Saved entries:
★ ★ ★ ★ ★

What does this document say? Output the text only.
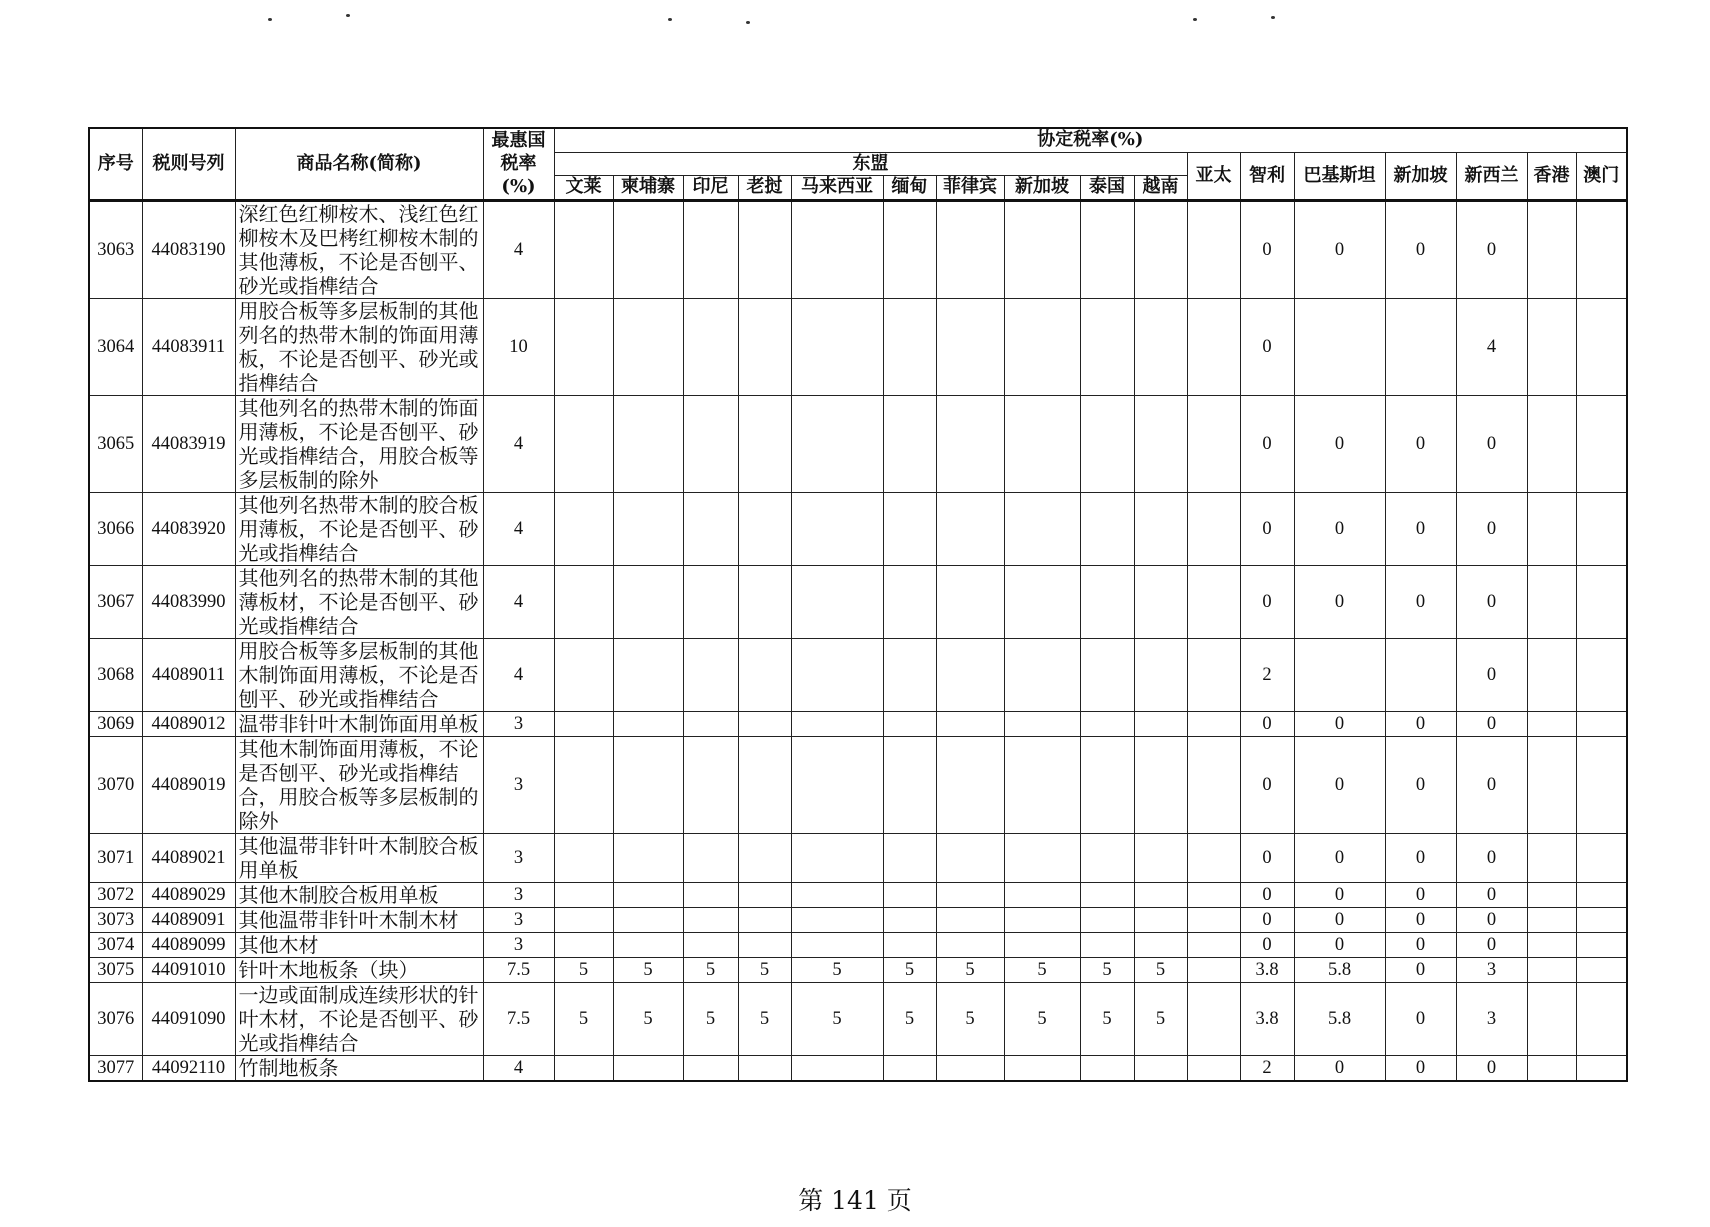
序号	税则号列	商品名称(简称)	最惠国
税率
(%)	协定税率(%)																
				东盟										亚太	智利	巴基斯坦	新加坡	新西兰	香港	澳门
				文莱	柬埔寨	印尼	老挝	马来西亚	缅甸	菲律宾	新加坡	泰国	越南							
3063	44083190	深红色红柳桉木、浅红色红
柳桉木及巴栲红柳桉木制的
其他薄板，不论是否刨平、
砂光或指榫结合	4												0	0	0	0		
3064	44083911	用胶合板等多层板制的其他
列名的热带木制的饰面用薄
板，不论是否刨平、砂光或
指榫结合	10												0			4		
3065	44083919	其他列名的热带木制的饰面
用薄板，不论是否刨平、砂
光或指榫结合，用胶合板等
多层板制的除外	4												0	0	0	0		
3066	44083920	其他列名热带木制的胶合板
用薄板，不论是否刨平、砂
光或指榫结合	4												0	0	0	0		
3067	44083990	其他列名的热带木制的其他
薄板材，不论是否刨平、砂
光或指榫结合	4												0	0	0	0		
3068	44089011	用胶合板等多层板制的其他
木制饰面用薄板，不论是否
刨平、砂光或指榫结合	4												2			0		
3069	44089012	温带非针叶木制饰面用单板	3												0	0	0	0		
3070	44089019	其他木制饰面用薄板，不论
是否刨平、砂光或指榫结
合，用胶合板等多层板制的
除外	3												0	0	0	0		
3071	44089021	其他温带非针叶木制胶合板
用单板	3												0	0	0	0		
3072	44089029	其他木制胶合板用单板	3												0	0	0	0		
3073	44089091	其他温带非针叶木制木材	3												0	0	0	0		
3074	44089099	其他木材	3												0	0	0	0		
3075	44091010	针叶木地板条（块）	7.5	5	5	5	5	5	5	5	5	5	5		3.8	5.8	0	3		
3076	44091090	一边或面制成连续形状的针
叶木材，不论是否刨平、砂
光或指榫结合	7.5	5	5	5	5	5	5	5	5	5	5		3.8	5.8	0	3		
3077	44092110	竹制地板条	4												2	0	0	0		
第 141 页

★ ★ ★ ★ ★

GOAL: Transcribe every entry word for word, but skip the pictures.

COMPLETED EXERCISE:
What does this document say? Output the text only.
序号	税则号列	商品名称(简称)	最惠国
税率
(%)	协定税率(%)																
				东盟										亚太	智利	巴基斯坦	新加坡	新西兰	香港	澳门
				文莱	柬埔寨	印尼	老挝	马来西亚	缅甸	菲律宾	新加坡	泰国	越南							
3063	44083190	深红色红柳桉木、浅红色红
柳桉木及巴栲红柳桉木制的
其他薄板，不论是否刨平、
砂光或指榫结合	4												0	0	0	0		
3064	44083911	用胶合板等多层板制的其他
列名的热带木制的饰面用薄
板，不论是否刨平、砂光或
指榫结合	10												0			4		
3065	44083919	其他列名的热带木制的饰面
用薄板，不论是否刨平、砂
光或指榫结合，用胶合板等
多层板制的除外	4												0	0	0	0		
3066	44083920	其他列名热带木制的胶合板
用薄板，不论是否刨平、砂
光或指榫结合	4												0	0	0	0		
3067	44083990	其他列名的热带木制的其他
薄板材，不论是否刨平、砂
光或指榫结合	4												0	0	0	0		
3068	44089011	用胶合板等多层板制的其他
木制饰面用薄板，不论是否
刨平、砂光或指榫结合	4												2			0		
3069	44089012	温带非针叶木制饰面用单板	3												0	0	0	0		
3070	44089019	其他木制饰面用薄板，不论
是否刨平、砂光或指榫结
合，用胶合板等多层板制的
除外	3												0	0	0	0		
3071	44089021	其他温带非针叶木制胶合板
用单板	3												0	0	0	0		
3072	44089029	其他木制胶合板用单板	3												0	0	0	0		
3073	44089091	其他温带非针叶木制木材	3												0	0	0	0		
3074	44089099	其他木材	3												0	0	0	0		
3075	44091010	针叶木地板条（块）	7.5	5	5	5	5	5	5	5	5	5	5		3.8	5.8	0	3		
3076	44091090	一边或面制成连续形状的针
叶木材，不论是否刨平、砂
光或指榫结合	7.5	5	5	5	5	5	5	5	5	5	5		3.8	5.8	0	3		
3077	44092110	竹制地板条	4												2	0	0	0		
第 141 页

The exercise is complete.